SUPPLIED ENTRIES
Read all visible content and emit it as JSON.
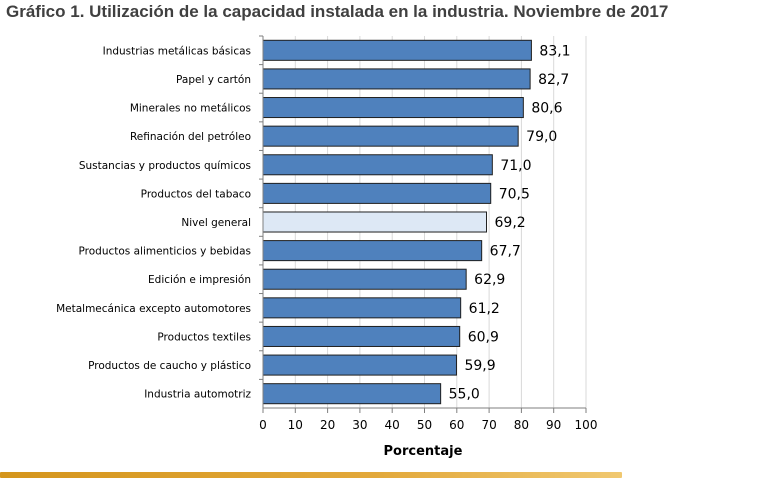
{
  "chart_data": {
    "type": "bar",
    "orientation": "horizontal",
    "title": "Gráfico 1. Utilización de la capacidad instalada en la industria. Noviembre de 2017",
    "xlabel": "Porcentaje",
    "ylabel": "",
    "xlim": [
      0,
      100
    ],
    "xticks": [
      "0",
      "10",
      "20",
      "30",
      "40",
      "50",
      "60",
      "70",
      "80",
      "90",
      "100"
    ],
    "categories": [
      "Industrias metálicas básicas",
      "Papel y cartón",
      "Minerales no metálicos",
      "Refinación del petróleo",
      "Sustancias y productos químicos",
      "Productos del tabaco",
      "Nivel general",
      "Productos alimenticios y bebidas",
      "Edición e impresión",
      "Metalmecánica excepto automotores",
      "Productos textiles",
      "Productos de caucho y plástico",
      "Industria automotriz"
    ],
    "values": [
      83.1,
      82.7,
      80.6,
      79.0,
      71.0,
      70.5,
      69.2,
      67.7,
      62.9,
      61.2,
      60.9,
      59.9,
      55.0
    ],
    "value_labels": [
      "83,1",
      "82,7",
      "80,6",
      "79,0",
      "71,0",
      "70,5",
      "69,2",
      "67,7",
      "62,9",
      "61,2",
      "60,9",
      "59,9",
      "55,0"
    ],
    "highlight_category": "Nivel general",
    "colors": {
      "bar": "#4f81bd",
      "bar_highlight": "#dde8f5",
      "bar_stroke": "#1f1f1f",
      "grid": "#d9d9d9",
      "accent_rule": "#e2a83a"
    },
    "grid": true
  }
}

...

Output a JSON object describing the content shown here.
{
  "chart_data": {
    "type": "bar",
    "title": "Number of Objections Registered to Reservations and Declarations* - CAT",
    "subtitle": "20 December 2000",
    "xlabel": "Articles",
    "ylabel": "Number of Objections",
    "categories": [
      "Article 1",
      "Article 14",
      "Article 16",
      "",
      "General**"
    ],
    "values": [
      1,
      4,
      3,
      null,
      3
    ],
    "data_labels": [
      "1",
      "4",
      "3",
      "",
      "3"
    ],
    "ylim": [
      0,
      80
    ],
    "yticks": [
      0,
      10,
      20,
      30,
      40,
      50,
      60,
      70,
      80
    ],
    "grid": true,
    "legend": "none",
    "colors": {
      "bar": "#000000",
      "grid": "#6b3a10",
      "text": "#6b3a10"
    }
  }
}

TASK TO CARRY OUT
Identify the lines of the entries containing the string "content". Copy each such line.

REPLY
Read all visible content and emit it as JSON.
Output a JSON object describing the content shown here.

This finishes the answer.